Title :
A New Diskless Checkpointing Approach for Multiple Processor Failures
Author :
Chiu, Ge-Ming ; Chiu, Jane-Ferng
Author_Institution :
Dept. of Comput. Sci. & Inf. Eng., Nat. Taiwan Univ. of Sci. & Technol., Taipei, Taiwan
Abstract :
Diskless checkpointing is an important technique for performing fault tolerance in distributed or parallel computing systems. This study proposes a new approach to enhance neighbor-based diskless checkpointing to tolerate multiple failures using simple checkpointing and failure recovery operations, without relying on dedicated checkpoint processors. In this scheme, each processor saves its checkpoints in a set of peer processors, called checkpoint storage nodes. In return, each processor uses simple XOR operations to store a collection of checkpoints for the processors for which it is a checkpoint storage node. This study defines the concept of safe recovery criterion, which specifies the requirement for ensuring that any failed processor can be recovered in a single step using the checkpoint data stored at one of the surviving processors, as long as no more than a given number of failures occur. This study further identifies the necessary and sufficient conditions for satisfying the safe recovery criterion and presents a method for designing checkpoint storage node sets that meet these requirements. The proposed scheme allows failure recovery to be performed in a distributed manner using XOR operations.
Keywords :
distributed processing; fault tolerant computing; program processors; storage management; XOR operations; checkpoint storage nodes; diskless checkpointing approach; distributed computing systems; failure recovery operations; fault tolerance; multiple processor failures; parallel computing systems; Arrays; Checkpointing; Encoding; Mobile computing; Parallel processing; Peer to peer computing; Reed-Solomon codes; Diskless checkpointing; XOR.; multiple failures; rollback recovery;
Journal_Title :
Dependable and Secure Computing, IEEE Transactions on
DOI :
10.1109/TDSC.2010.76

^^^^^^^^^^^^^^^^

* [PROMPT 1]:
Answer these from the checkpointing abstract:
(a) What are the peer processors in which each processor saves its checkpoints called?
(b) What kind of operations does each processor use to store a collection of checkpoints for other processors?
(c) In which journal was the paper published?

* [DATA TO USE]:

^^^^^^^^^^^^^^^^

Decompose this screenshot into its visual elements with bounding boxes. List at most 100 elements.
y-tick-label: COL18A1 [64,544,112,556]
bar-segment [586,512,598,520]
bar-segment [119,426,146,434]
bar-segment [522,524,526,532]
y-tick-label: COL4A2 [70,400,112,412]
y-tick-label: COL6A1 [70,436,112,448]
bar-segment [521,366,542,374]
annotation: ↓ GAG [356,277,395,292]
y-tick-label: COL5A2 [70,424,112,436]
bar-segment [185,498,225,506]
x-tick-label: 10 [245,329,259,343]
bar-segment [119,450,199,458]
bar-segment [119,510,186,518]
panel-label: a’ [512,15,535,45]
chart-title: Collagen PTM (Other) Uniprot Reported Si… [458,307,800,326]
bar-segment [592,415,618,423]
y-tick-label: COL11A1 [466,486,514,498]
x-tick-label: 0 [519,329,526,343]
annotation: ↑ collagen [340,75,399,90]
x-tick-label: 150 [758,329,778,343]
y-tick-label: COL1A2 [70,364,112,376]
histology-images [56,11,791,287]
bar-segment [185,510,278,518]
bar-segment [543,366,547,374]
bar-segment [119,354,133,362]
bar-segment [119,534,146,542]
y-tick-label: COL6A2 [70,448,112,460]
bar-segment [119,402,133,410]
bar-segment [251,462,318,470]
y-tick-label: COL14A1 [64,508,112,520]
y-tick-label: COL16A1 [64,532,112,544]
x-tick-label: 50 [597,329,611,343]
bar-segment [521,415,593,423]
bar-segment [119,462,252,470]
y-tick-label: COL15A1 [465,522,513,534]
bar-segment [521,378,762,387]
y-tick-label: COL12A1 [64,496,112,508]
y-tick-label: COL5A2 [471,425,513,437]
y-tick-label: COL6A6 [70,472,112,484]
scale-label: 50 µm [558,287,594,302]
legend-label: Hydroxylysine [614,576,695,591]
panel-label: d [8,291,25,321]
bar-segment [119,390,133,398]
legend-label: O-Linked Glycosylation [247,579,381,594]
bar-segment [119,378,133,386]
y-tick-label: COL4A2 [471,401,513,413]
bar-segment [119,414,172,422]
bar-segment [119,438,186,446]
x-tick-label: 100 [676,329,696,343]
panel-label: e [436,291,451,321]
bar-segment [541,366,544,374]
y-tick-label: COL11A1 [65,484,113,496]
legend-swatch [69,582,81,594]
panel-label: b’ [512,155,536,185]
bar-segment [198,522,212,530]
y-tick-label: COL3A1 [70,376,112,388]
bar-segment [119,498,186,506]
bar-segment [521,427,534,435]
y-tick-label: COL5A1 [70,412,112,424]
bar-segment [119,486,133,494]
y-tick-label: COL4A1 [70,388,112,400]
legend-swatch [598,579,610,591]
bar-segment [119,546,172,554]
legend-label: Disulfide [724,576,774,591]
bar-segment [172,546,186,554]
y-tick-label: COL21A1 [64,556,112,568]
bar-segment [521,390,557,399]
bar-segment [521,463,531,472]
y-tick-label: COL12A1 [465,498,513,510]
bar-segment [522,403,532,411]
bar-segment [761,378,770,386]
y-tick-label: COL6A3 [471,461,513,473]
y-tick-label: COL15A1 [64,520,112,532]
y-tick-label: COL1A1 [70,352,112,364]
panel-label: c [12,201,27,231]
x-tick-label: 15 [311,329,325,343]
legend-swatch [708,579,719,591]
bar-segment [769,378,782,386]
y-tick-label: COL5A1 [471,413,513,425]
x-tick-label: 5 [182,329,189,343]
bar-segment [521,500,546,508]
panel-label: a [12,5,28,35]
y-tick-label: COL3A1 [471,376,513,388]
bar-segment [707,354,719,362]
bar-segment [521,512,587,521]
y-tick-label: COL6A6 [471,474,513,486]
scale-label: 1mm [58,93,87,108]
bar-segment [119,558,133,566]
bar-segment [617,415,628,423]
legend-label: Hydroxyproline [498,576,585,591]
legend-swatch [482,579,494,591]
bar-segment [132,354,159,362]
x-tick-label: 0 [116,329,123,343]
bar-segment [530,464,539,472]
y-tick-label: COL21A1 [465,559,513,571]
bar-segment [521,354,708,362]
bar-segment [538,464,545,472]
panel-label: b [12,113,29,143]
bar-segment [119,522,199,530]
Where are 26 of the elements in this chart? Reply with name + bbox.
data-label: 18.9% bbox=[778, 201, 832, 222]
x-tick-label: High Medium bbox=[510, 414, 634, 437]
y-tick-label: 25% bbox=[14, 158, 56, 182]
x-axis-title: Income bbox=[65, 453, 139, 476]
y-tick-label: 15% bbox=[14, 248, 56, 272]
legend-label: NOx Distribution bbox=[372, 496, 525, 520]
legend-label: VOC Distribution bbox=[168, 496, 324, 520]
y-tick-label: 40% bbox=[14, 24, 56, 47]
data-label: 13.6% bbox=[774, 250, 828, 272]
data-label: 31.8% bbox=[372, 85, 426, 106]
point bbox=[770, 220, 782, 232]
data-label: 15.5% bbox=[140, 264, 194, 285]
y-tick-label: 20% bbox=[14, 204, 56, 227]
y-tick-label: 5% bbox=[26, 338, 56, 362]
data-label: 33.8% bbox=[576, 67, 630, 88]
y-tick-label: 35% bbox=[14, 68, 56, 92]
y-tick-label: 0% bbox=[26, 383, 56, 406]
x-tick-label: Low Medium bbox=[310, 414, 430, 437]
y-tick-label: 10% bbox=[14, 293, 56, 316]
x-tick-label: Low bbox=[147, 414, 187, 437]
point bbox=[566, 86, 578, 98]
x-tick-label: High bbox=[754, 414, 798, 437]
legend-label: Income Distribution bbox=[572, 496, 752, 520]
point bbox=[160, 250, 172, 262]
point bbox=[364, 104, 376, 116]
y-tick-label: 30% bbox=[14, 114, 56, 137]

^^^^^^^^^^^^^^^^

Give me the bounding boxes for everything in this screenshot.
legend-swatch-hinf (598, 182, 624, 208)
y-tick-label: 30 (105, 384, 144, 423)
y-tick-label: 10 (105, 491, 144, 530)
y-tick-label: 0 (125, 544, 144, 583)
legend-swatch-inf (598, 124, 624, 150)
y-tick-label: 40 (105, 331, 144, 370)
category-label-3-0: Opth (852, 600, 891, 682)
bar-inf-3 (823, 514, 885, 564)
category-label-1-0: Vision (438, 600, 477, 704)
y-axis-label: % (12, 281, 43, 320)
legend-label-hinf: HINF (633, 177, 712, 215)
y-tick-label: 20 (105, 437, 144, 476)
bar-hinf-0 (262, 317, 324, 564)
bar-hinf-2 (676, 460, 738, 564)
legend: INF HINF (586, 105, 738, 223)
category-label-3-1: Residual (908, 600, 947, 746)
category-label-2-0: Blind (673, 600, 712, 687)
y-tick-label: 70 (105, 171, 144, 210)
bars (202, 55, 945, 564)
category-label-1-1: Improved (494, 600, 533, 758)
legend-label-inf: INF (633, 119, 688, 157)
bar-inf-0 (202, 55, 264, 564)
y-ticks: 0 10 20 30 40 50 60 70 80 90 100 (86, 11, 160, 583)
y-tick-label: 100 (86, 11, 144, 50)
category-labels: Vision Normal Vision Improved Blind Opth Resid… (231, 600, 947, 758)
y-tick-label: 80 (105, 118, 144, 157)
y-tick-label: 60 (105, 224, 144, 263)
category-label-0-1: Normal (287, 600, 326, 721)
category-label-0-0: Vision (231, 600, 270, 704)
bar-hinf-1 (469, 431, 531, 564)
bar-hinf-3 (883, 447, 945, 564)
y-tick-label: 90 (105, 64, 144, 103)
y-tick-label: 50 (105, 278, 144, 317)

^^^^^^^^^^^^^^^^

* [PROMPT 2]:
Please reproduce the lines of the listing word for word, starting with the line that contains "Decompose this screenshot" and going on through the line that contains "bar-segment [185,498,225,506]".

* [EXERCISE ANSWER 1]:
(a) Checkpoint storage nodes.
(b) Simple XOR operations.
(c) Dependable and Secure Computing, IEEE Transactions on.

* [EXERCISE ANSWER 2]:
Decompose this screenshot into its visual elements with bounding boxes. List at most 100 elements.
y-tick-label: COL18A1 [64,544,112,556]
bar-segment [586,512,598,520]
bar-segment [119,426,146,434]
bar-segment [522,524,526,532]
y-tick-label: COL4A2 [70,400,112,412]
y-tick-label: COL6A1 [70,436,112,448]
bar-segment [521,366,542,374]
annotation: ↓ GAG [356,277,395,292]
y-tick-label: COL5A2 [70,424,112,436]
bar-segment [185,498,225,506]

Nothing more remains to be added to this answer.